> **Given instruction**
Tally every line of the material that includes "اتخاذ", then give the tally and nothing else.

> **Material for this task**
>> Begin
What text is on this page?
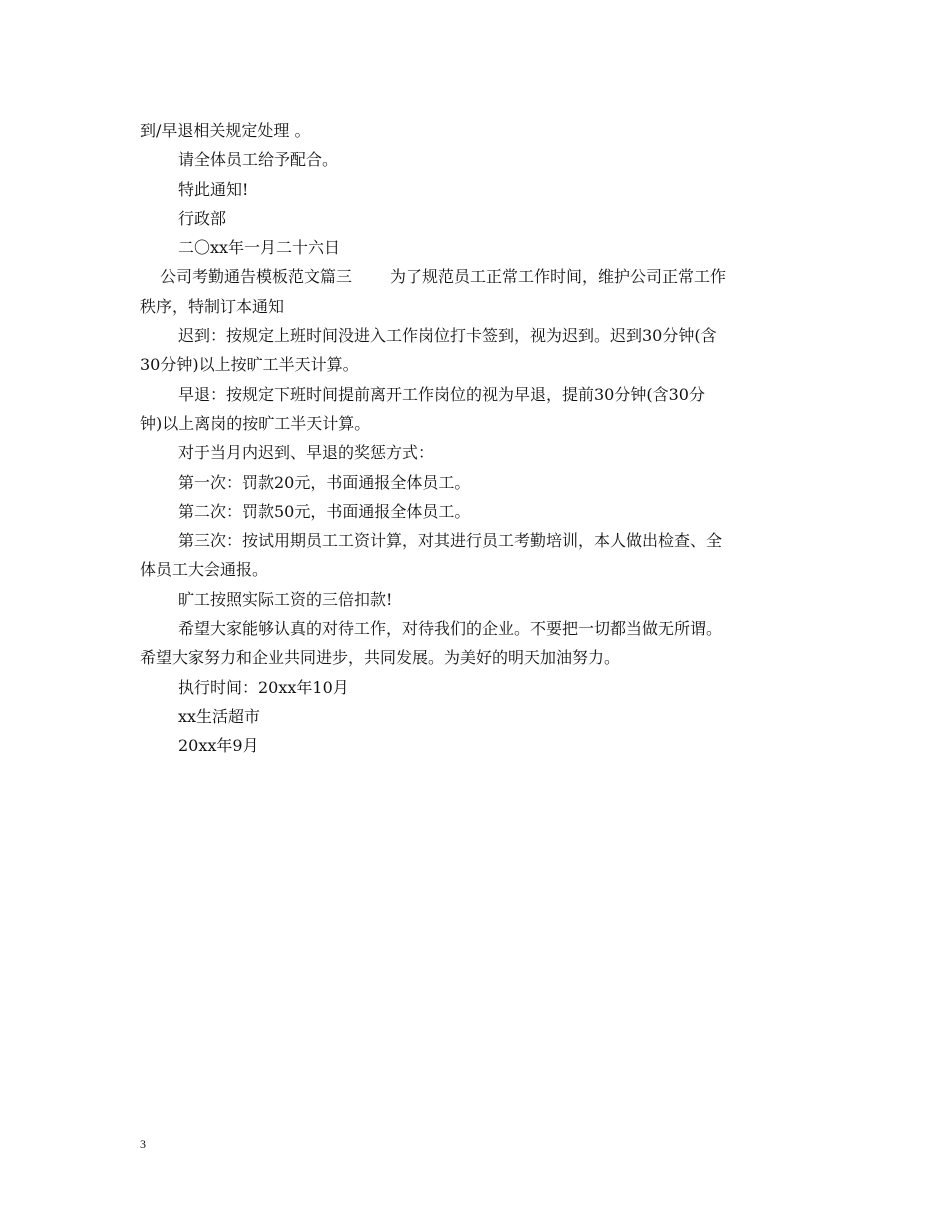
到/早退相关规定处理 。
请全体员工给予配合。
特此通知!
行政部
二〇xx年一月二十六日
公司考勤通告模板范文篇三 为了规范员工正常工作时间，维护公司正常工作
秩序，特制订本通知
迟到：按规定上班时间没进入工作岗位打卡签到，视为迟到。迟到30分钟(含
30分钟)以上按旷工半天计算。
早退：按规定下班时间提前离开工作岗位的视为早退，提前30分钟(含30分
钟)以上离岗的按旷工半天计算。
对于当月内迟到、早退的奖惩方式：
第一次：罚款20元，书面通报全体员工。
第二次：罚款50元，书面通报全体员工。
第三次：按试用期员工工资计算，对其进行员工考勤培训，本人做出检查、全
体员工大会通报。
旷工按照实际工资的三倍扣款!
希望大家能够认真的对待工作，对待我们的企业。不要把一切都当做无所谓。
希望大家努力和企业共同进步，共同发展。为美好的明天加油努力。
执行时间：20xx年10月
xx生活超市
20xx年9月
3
>> End
>> Begin
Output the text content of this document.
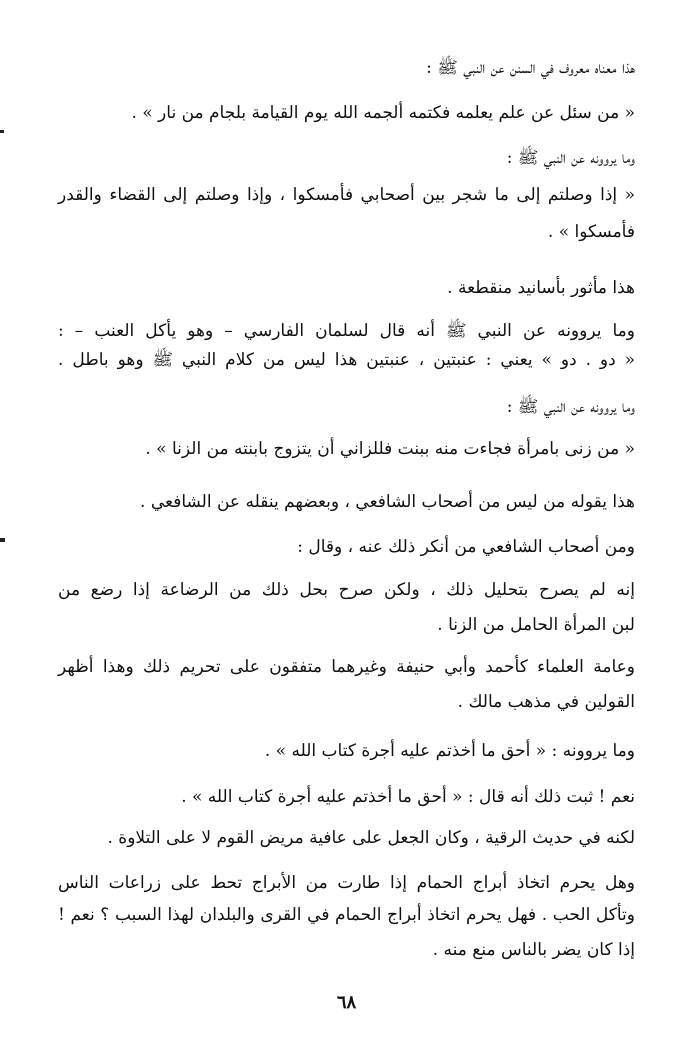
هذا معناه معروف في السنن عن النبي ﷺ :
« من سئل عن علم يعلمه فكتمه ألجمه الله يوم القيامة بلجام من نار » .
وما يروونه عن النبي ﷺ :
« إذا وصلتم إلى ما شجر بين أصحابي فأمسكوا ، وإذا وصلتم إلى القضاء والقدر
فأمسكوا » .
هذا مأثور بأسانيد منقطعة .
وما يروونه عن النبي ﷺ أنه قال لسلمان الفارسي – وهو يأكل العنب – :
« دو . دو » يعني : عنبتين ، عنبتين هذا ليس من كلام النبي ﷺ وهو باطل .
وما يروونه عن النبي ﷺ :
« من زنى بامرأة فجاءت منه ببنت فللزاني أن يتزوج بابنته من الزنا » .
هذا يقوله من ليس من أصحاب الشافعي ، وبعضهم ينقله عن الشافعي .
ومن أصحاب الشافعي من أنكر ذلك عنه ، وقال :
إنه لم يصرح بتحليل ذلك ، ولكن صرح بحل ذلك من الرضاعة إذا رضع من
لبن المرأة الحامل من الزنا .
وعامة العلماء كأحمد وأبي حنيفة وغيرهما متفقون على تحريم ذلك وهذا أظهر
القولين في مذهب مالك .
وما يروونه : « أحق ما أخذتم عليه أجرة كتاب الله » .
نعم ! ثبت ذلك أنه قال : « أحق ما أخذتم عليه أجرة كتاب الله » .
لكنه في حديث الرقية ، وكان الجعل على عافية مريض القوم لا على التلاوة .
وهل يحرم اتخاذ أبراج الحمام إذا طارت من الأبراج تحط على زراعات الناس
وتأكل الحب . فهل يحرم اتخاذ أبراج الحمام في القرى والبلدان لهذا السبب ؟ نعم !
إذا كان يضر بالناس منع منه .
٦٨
>> End
> **Solution to the exercise**
2